**BRIEF**
From the entries that follow, list every line in which the string "learning" appears.
***** EXTRACTED INFORMATION *****
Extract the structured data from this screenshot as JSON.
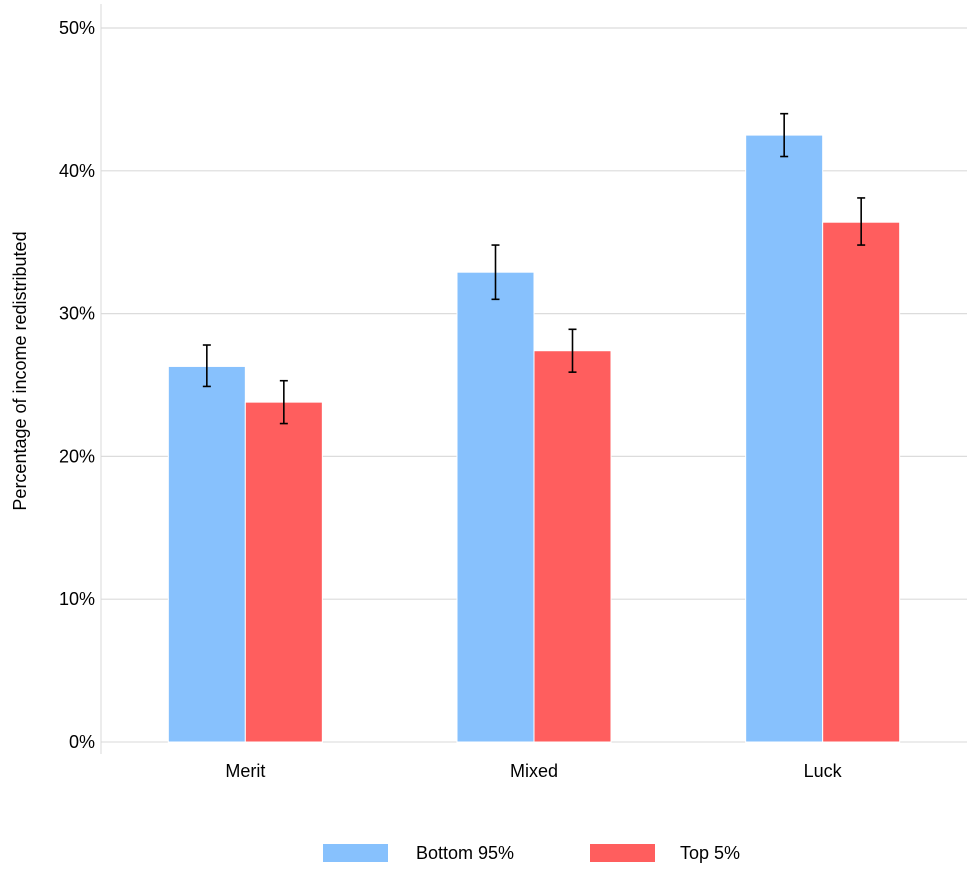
{
  "chart_data": {
    "type": "bar",
    "title": "",
    "xlabel": "",
    "ylabel": "Percentage of income redistributed",
    "categories": [
      "Merit",
      "Mixed",
      "Luck"
    ],
    "series": [
      {
        "name": "Bottom 95%",
        "color": "#87c1fd",
        "values": [
          26.3,
          32.9,
          42.5
        ],
        "error_low": [
          24.9,
          31.0,
          41.0
        ],
        "error_high": [
          27.8,
          34.8,
          44.0
        ]
      },
      {
        "name": "Top 5%",
        "color": "#ff5e5e",
        "values": [
          23.8,
          27.4,
          36.4
        ],
        "error_low": [
          22.3,
          25.9,
          34.8
        ],
        "error_high": [
          25.3,
          28.9,
          38.1
        ]
      }
    ],
    "ylim": [
      0,
      50
    ],
    "yticks": [
      0,
      10,
      20,
      30,
      40,
      50
    ],
    "ytick_labels": [
      "0%",
      "10%",
      "20%",
      "30%",
      "40%",
      "50%"
    ],
    "grid": true,
    "legend_position": "bottom"
  }
}
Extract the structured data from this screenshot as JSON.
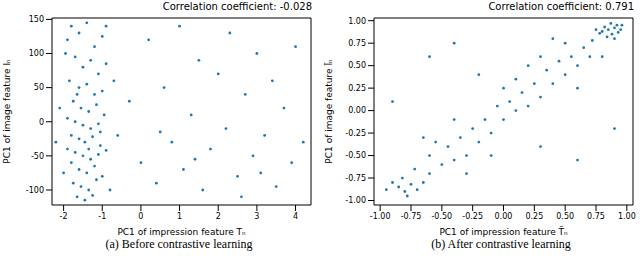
{
  "chart_data": [
    {
      "type": "scatter",
      "title": "Correlation coefficient: -0.028",
      "caption": "(a) Before contrastive learning",
      "xlabel": "PC1 of impression feature Tₙ",
      "ylabel": "PC1 of image feature Iₙ",
      "color": "#1f77b4",
      "marker": "circle",
      "xlim": [
        -2.3,
        4.4
      ],
      "xticks": [
        -2,
        -1,
        0,
        1,
        2,
        3,
        4
      ],
      "ylim": [
        -122,
        152
      ],
      "yticks": [
        -100,
        -50,
        0,
        50,
        100,
        150
      ],
      "grid": false,
      "x": [
        -1.9,
        -1.8,
        -1.6,
        -1.4,
        -1.2,
        -1.0,
        -0.9,
        -1.7,
        -1.5,
        -1.3,
        -1.1,
        -0.9,
        -1.85,
        -1.6,
        -1.4,
        -1.2,
        -1.0,
        -1.75,
        -1.55,
        -1.35,
        -1.15,
        -0.95,
        -1.9,
        -1.7,
        -1.5,
        -1.3,
        -1.1,
        -1.8,
        -1.6,
        -1.45,
        -1.25,
        -1.05,
        -1.9,
        -1.7,
        -1.5,
        -1.3,
        -1.1,
        -0.9,
        -1.8,
        -1.6,
        -1.4,
        -1.2,
        -1.0,
        -1.75,
        -1.55,
        -1.35,
        -1.15,
        -1.65,
        -1.45,
        -1.25,
        -2.0,
        -2.1,
        -2.2,
        -0.7,
        -0.6,
        -0.8,
        -1.95,
        -1.05,
        -1.65,
        -1.35,
        -0.3,
        0.0,
        0.2,
        0.4,
        0.6,
        0.8,
        1.0,
        1.1,
        1.3,
        1.5,
        1.6,
        1.8,
        2.0,
        2.2,
        2.3,
        2.5,
        2.7,
        2.9,
        3.0,
        3.2,
        3.4,
        3.5,
        3.7,
        3.9,
        4.0,
        4.2,
        1.4,
        0.5,
        2.6,
        3.1
      ],
      "values": [
        120,
        140,
        130,
        145,
        110,
        125,
        140,
        95,
        80,
        90,
        70,
        85,
        60,
        50,
        55,
        40,
        45,
        30,
        20,
        15,
        25,
        10,
        5,
        0,
        -5,
        -10,
        -3,
        -20,
        -25,
        -30,
        -22,
        -35,
        -40,
        -45,
        -50,
        -55,
        -48,
        -42,
        -60,
        -70,
        -75,
        -65,
        -80,
        -90,
        -95,
        -100,
        -85,
        -110,
        -115,
        -108,
        -75,
        20,
        -30,
        60,
        -20,
        -100,
        100,
        -15,
        40,
        -40,
        30,
        -60,
        120,
        -90,
        50,
        -30,
        140,
        -70,
        10,
        90,
        -100,
        -40,
        70,
        -10,
        130,
        -80,
        40,
        -50,
        100,
        -20,
        60,
        -95,
        20,
        -60,
        110,
        -30,
        -55,
        -15,
        -110,
        -75
      ]
    },
    {
      "type": "scatter",
      "title": "Correlation coefficient: 0.791",
      "caption": "(b) After contrastive learning",
      "xlabel": "PC1 of impression feature T̄ₙ",
      "ylabel": "PC1 of image feature Īₙ",
      "color": "#1f77b4",
      "marker": "circle",
      "xlim": [
        -1.05,
        1.05
      ],
      "xticks": [
        {
          "value": -1,
          "label": "-1.00"
        },
        {
          "value": -0.75,
          "label": "-0.75"
        },
        {
          "value": -0.5,
          "label": "-0.50"
        },
        {
          "value": -0.25,
          "label": "-0.25"
        },
        {
          "value": 0,
          "label": "0.00"
        },
        {
          "value": 0.25,
          "label": "0.25"
        },
        {
          "value": 0.5,
          "label": "0.50"
        },
        {
          "value": 0.75,
          "label": "0.75"
        },
        {
          "value": 1,
          "label": "1.00"
        }
      ],
      "ylim": [
        -1.05,
        1.03
      ],
      "yticks": [
        {
          "value": -1,
          "label": "-1.00"
        },
        {
          "value": -0.75,
          "label": "-0.75"
        },
        {
          "value": -0.5,
          "label": "-0.50"
        },
        {
          "value": -0.25,
          "label": "-0.25"
        },
        {
          "value": 0,
          "label": "0.00"
        },
        {
          "value": 0.25,
          "label": "0.25"
        },
        {
          "value": 0.5,
          "label": "0.50"
        },
        {
          "value": 0.75,
          "label": "0.75"
        },
        {
          "value": 1,
          "label": "1.00"
        }
      ],
      "grid": false,
      "x": [
        0.8,
        0.85,
        0.9,
        0.95,
        0.88,
        0.92,
        0.82,
        0.87,
        0.93,
        0.78,
        0.96,
        0.9,
        0.84,
        0.75,
        -0.85,
        -0.8,
        -0.75,
        -0.9,
        -0.7,
        -0.82,
        -0.65,
        -0.78,
        -0.95,
        -0.6,
        -0.72,
        -0.5,
        -0.45,
        -0.4,
        -0.35,
        -0.3,
        -0.25,
        -0.2,
        -0.15,
        -0.1,
        -0.05,
        0.0,
        0.05,
        0.1,
        0.15,
        0.2,
        0.25,
        0.3,
        0.35,
        0.4,
        0.45,
        0.5,
        0.55,
        0.6,
        0.65,
        0.7,
        0.72,
        -0.55,
        -0.6,
        0.3,
        0.5,
        -0.3,
        0.1,
        -0.1,
        0.6,
        0.2,
        -0.4,
        0.4,
        -0.65,
        0.0,
        0.8,
        -0.6,
        -0.4,
        -0.9,
        0.9,
        0.6,
        -0.2,
        0.3
      ],
      "values": [
        0.88,
        0.9,
        0.92,
        0.9,
        0.85,
        0.95,
        0.93,
        0.97,
        0.87,
        0.86,
        0.95,
        0.8,
        0.82,
        0.9,
        -0.85,
        -0.9,
        -0.82,
        -0.8,
        -0.88,
        -0.75,
        -0.8,
        -0.95,
        -0.88,
        -0.7,
        -0.65,
        -0.6,
        -0.4,
        -0.55,
        -0.3,
        -0.5,
        -0.2,
        -0.35,
        -0.1,
        -0.25,
        0.05,
        -0.1,
        0.1,
        0.0,
        0.2,
        0.05,
        0.3,
        0.15,
        0.45,
        0.3,
        0.55,
        0.4,
        0.6,
        0.5,
        0.7,
        0.6,
        0.78,
        -0.35,
        -0.5,
        0.6,
        0.75,
        -0.7,
        0.35,
        -0.5,
        0.25,
        0.5,
        -0.1,
        0.8,
        -0.3,
        0.25,
        0.6,
        0.6,
        0.75,
        0.1,
        -0.2,
        -0.55,
        0.4,
        -0.4
      ]
    }
  ]
}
*****
**EXERCISE SOLUTION**
      "caption": "(a) Before contrastive learning",
      "caption": "(b) After contrastive learning",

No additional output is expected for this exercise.